## DATA SHOWN
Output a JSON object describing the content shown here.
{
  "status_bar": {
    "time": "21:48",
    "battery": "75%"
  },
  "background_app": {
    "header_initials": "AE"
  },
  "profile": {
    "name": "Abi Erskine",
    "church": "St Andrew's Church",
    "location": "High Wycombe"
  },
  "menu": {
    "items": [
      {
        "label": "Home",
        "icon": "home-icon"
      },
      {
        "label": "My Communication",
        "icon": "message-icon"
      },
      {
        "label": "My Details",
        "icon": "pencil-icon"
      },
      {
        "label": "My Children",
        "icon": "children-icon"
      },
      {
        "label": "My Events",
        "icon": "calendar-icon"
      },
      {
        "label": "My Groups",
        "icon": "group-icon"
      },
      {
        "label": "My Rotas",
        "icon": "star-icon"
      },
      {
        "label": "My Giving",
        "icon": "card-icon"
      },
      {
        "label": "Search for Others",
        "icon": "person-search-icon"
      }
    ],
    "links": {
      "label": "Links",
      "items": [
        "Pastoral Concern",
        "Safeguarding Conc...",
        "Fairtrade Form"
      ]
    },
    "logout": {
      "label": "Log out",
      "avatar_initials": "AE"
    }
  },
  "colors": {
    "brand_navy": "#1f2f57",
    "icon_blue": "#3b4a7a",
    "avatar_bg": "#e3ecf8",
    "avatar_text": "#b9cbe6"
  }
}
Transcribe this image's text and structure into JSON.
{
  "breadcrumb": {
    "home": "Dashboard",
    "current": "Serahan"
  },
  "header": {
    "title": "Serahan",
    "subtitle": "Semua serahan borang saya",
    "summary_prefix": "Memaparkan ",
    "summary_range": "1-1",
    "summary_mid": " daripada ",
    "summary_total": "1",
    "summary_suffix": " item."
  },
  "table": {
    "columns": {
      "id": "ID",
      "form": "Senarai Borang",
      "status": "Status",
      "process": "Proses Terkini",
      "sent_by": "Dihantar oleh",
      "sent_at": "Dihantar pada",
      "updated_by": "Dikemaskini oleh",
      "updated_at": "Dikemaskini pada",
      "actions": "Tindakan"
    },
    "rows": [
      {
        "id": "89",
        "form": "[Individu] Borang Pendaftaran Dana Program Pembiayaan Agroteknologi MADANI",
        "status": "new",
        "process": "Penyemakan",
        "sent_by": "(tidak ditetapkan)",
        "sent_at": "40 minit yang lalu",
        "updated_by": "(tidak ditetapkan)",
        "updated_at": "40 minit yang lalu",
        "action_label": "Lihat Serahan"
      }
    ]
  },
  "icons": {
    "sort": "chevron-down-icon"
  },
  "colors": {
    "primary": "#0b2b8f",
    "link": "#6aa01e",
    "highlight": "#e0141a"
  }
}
...
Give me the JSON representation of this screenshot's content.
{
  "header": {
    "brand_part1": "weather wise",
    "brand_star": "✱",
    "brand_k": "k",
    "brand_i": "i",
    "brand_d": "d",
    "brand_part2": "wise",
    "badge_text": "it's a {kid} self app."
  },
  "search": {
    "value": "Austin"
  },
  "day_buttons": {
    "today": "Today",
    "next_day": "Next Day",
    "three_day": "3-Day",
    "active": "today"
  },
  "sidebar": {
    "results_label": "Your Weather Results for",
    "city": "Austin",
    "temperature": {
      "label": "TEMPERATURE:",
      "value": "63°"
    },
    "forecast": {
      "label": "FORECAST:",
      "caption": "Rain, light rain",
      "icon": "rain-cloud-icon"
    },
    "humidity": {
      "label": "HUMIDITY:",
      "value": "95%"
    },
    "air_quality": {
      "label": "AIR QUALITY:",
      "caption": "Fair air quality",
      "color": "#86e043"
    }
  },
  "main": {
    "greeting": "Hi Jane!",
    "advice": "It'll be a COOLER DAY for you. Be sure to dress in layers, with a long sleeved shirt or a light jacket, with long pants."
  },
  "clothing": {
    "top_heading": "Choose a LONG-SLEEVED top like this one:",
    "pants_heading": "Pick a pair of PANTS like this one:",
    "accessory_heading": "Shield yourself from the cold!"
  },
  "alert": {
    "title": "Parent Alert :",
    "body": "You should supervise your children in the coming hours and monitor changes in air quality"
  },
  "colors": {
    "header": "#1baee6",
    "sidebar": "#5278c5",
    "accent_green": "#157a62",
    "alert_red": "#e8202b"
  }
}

## WHAT IS NEEDED
Identify the lines that contain the string "wise", and copy every one of them.

## REPLY TO THE EXERCISE
    "brand_part1": "weather wise",
    "brand_part2": "wise",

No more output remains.